Transcribe every record that appears below, exactly and in full.

- **Listing**:
BEGIN

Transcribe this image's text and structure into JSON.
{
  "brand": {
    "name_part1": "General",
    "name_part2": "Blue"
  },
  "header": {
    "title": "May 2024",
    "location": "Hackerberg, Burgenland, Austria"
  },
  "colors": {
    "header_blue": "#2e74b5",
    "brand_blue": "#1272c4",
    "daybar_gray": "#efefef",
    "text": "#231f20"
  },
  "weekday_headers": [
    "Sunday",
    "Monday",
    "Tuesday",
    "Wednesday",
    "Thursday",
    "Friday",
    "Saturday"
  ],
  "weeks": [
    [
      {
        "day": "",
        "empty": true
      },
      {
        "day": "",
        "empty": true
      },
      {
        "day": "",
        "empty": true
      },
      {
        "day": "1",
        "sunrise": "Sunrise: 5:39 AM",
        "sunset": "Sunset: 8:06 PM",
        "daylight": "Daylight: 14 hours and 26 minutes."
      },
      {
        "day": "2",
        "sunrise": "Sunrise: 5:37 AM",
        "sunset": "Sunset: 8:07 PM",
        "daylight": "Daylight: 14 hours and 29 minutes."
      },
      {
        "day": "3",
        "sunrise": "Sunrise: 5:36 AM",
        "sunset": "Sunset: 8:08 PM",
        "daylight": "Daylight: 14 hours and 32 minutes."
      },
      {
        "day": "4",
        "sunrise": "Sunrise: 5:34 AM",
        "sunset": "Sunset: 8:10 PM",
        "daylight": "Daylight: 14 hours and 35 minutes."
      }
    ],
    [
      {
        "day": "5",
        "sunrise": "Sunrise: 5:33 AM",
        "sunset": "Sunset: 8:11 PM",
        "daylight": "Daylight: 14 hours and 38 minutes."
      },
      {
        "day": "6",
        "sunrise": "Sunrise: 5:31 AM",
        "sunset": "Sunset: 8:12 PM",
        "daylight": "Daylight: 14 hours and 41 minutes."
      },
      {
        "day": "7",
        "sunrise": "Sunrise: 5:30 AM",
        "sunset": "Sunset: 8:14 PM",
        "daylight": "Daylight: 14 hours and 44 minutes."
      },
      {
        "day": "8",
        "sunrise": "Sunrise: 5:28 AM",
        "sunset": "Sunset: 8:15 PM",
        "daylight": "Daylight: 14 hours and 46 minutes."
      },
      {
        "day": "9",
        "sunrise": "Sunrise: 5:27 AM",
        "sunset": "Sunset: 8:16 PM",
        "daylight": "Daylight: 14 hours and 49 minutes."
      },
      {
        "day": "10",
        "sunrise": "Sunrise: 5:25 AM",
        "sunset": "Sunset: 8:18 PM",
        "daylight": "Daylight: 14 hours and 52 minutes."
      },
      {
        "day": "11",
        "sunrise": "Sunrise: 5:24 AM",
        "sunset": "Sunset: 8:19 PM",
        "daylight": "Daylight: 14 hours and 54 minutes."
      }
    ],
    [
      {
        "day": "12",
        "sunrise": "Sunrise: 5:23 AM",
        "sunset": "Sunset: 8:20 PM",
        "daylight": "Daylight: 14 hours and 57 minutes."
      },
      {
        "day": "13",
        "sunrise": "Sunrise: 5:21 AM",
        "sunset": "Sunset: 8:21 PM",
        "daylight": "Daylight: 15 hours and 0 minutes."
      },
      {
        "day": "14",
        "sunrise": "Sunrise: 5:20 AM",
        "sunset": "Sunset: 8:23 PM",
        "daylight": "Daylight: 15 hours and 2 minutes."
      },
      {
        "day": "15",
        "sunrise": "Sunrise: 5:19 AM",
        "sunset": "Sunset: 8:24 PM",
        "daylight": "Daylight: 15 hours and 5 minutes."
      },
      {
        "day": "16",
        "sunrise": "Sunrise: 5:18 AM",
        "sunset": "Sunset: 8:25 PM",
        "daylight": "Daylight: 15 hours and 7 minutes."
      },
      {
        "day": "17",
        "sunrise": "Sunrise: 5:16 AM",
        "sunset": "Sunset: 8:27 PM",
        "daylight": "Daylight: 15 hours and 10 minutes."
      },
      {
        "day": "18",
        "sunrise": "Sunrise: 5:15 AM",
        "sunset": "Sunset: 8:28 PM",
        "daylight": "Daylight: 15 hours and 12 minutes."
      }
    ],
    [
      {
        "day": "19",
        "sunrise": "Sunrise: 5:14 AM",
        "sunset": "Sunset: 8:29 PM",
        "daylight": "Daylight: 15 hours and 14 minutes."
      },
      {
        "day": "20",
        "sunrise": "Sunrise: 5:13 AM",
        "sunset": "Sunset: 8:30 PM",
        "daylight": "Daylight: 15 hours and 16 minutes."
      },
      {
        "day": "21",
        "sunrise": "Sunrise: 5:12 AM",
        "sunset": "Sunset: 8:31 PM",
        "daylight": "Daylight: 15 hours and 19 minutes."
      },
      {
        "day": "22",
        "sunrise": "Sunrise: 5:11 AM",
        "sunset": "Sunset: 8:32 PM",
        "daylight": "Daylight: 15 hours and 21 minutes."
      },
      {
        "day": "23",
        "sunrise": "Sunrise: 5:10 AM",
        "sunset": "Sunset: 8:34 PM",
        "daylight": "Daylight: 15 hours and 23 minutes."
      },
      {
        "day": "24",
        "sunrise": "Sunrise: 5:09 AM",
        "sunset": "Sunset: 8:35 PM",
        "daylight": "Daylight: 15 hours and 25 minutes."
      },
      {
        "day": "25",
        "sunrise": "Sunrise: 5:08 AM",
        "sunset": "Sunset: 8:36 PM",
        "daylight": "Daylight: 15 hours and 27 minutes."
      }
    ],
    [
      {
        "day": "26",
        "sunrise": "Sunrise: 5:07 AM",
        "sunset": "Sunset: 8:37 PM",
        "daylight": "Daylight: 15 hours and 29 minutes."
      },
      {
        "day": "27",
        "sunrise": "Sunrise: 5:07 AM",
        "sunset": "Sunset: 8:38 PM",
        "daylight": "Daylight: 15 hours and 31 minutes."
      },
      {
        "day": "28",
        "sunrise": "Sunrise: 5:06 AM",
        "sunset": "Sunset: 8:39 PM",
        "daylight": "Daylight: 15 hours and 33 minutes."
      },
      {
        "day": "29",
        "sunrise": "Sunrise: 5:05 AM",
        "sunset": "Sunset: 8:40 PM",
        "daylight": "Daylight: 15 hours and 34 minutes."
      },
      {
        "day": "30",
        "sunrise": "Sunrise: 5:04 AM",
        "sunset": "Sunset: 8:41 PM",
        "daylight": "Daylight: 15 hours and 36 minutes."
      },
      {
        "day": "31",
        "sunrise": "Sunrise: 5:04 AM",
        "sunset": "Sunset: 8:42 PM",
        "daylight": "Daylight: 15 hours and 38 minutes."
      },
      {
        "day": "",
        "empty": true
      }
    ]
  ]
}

END

- **Task output**:
Transcribe this image's text and structure into JSON.
{
  "brand": {
    "name_part1": "General",
    "name_part2": "Blue"
  },
  "header": {
    "title": "May 2024",
    "location": "Hackerberg, Burgenland, Austria"
  },
  "colors": {
    "header_blue": "#2e74b5",
    "brand_blue": "#1272c4",
    "daybar_gray": "#efefef",
    "text": "#231f20"
  },
  "weekday_headers": [
    "Sunday",
    "Monday",
    "Tuesday",
    "Wednesday",
    "Thursday",
    "Friday",
    "Saturday"
  ],
  "weeks": [
    [
      {
        "day": "",
        "empty": true
      },
      {
        "day": "",
        "empty": true
      },
      {
        "day": "",
        "empty": true
      },
      {
        "day": "1",
        "sunrise": "Sunrise: 5:39 AM",
        "sunset": "Sunset: 8:06 PM",
        "daylight": "Daylight: 14 hours and 26 minutes."
      },
      {
        "day": "2",
        "sunrise": "Sunrise: 5:37 AM",
        "sunset": "Sunset: 8:07 PM",
        "daylight": "Daylight: 14 hours and 29 minutes."
      },
      {
        "day": "3",
        "sunrise": "Sunrise: 5:36 AM",
        "sunset": "Sunset: 8:08 PM",
        "daylight": "Daylight: 14 hours and 32 minutes."
      },
      {
        "day": "4",
        "sunrise": "Sunrise: 5:34 AM",
        "sunset": "Sunset: 8:10 PM",
        "daylight": "Daylight: 14 hours and 35 minutes."
      }
    ],
    [
      {
        "day": "5",
        "sunrise": "Sunrise: 5:33 AM",
        "sunset": "Sunset: 8:11 PM",
        "daylight": "Daylight: 14 hours and 38 minutes."
      },
      {
        "day": "6",
        "sunrise": "Sunrise: 5:31 AM",
        "sunset": "Sunset: 8:12 PM",
        "daylight": "Daylight: 14 hours and 41 minutes."
      },
      {
        "day": "7",
        "sunrise": "Sunrise: 5:30 AM",
        "sunset": "Sunset: 8:14 PM",
        "daylight": "Daylight: 14 hours and 44 minutes."
      },
      {
        "day": "8",
        "sunrise": "Sunrise: 5:28 AM",
        "sunset": "Sunset: 8:15 PM",
        "daylight": "Daylight: 14 hours and 46 minutes."
      },
      {
        "day": "9",
        "sunrise": "Sunrise: 5:27 AM",
        "sunset": "Sunset: 8:16 PM",
        "daylight": "Daylight: 14 hours and 49 minutes."
      },
      {
        "day": "10",
        "sunrise": "Sunrise: 5:25 AM",
        "sunset": "Sunset: 8:18 PM",
        "daylight": "Daylight: 14 hours and 52 minutes."
      },
      {
        "day": "11",
        "sunrise": "Sunrise: 5:24 AM",
        "sunset": "Sunset: 8:19 PM",
        "daylight": "Daylight: 14 hours and 54 minutes."
      }
    ],
    [
      {
        "day": "12",
        "sunrise": "Sunrise: 5:23 AM",
        "sunset": "Sunset: 8:20 PM",
        "daylight": "Daylight: 14 hours and 57 minutes."
      },
      {
        "day": "13",
        "sunrise": "Sunrise: 5:21 AM",
        "sunset": "Sunset: 8:21 PM",
        "daylight": "Daylight: 15 hours and 0 minutes."
      },
      {
        "day": "14",
        "sunrise": "Sunrise: 5:20 AM",
        "sunset": "Sunset: 8:23 PM",
        "daylight": "Daylight: 15 hours and 2 minutes."
      },
      {
        "day": "15",
        "sunrise": "Sunrise: 5:19 AM",
        "sunset": "Sunset: 8:24 PM",
        "daylight": "Daylight: 15 hours and 5 minutes."
      },
      {
        "day": "16",
        "sunrise": "Sunrise: 5:18 AM",
        "sunset": "Sunset: 8:25 PM",
        "daylight": "Daylight: 15 hours and 7 minutes."
      },
      {
        "day": "17",
        "sunrise": "Sunrise: 5:16 AM",
        "sunset": "Sunset: 8:27 PM",
        "daylight": "Daylight: 15 hours and 10 minutes."
      },
      {
        "day": "18",
        "sunrise": "Sunrise: 5:15 AM",
        "sunset": "Sunset: 8:28 PM",
        "daylight": "Daylight: 15 hours and 12 minutes."
      }
    ],
    [
      {
        "day": "19",
        "sunrise": "Sunrise: 5:14 AM",
        "sunset": "Sunset: 8:29 PM",
        "daylight": "Daylight: 15 hours and 14 minutes."
      },
      {
        "day": "20",
        "sunrise": "Sunrise: 5:13 AM",
        "sunset": "Sunset: 8:30 PM",
        "daylight": "Daylight: 15 hours and 16 minutes."
      },
      {
        "day": "21",
        "sunrise": "Sunrise: 5:12 AM",
        "sunset": "Sunset: 8:31 PM",
        "daylight": "Daylight: 15 hours and 19 minutes."
      },
      {
        "day": "22",
        "sunrise": "Sunrise: 5:11 AM",
        "sunset": "Sunset: 8:32 PM",
        "daylight": "Daylight: 15 hours and 21 minutes."
      },
      {
        "day": "23",
        "sunrise": "Sunrise: 5:10 AM",
        "sunset": "Sunset: 8:34 PM",
        "daylight": "Daylight: 15 hours and 23 minutes."
      },
      {
        "day": "24",
        "sunrise": "Sunrise: 5:09 AM",
        "sunset": "Sunset: 8:35 PM",
        "daylight": "Daylight: 15 hours and 25 minutes."
      },
      {
        "day": "25",
        "sunrise": "Sunrise: 5:08 AM",
        "sunset": "Sunset: 8:36 PM",
        "daylight": "Daylight: 15 hours and 27 minutes."
      }
    ],
    [
      {
        "day": "26",
        "sunrise": "Sunrise: 5:07 AM",
        "sunset": "Sunset: 8:37 PM",
        "daylight": "Daylight: 15 hours and 29 minutes."
      },
      {
        "day": "27",
        "sunrise": "Sunrise: 5:07 AM",
        "sunset": "Sunset: 8:38 PM",
        "daylight": "Daylight: 15 hours and 31 minutes."
      },
      {
        "day": "28",
        "sunrise": "Sunrise: 5:06 AM",
        "sunset": "Sunset: 8:39 PM",
        "daylight": "Daylight: 15 hours and 33 minutes."
      },
      {
        "day": "29",
        "sunrise": "Sunrise: 5:05 AM",
        "sunset": "Sunset: 8:40 PM",
        "daylight": "Daylight: 15 hours and 34 minutes."
      },
      {
        "day": "30",
        "sunrise": "Sunrise: 5:04 AM",
        "sunset": "Sunset: 8:41 PM",
        "daylight": "Daylight: 15 hours and 36 minutes."
      },
      {
        "day": "31",
        "sunrise": "Sunrise: 5:04 AM",
        "sunset": "Sunset: 8:42 PM",
        "daylight": "Daylight: 15 hours and 38 minutes."
      },
      {
        "day": "",
        "empty": true
      }
    ]
  ]
}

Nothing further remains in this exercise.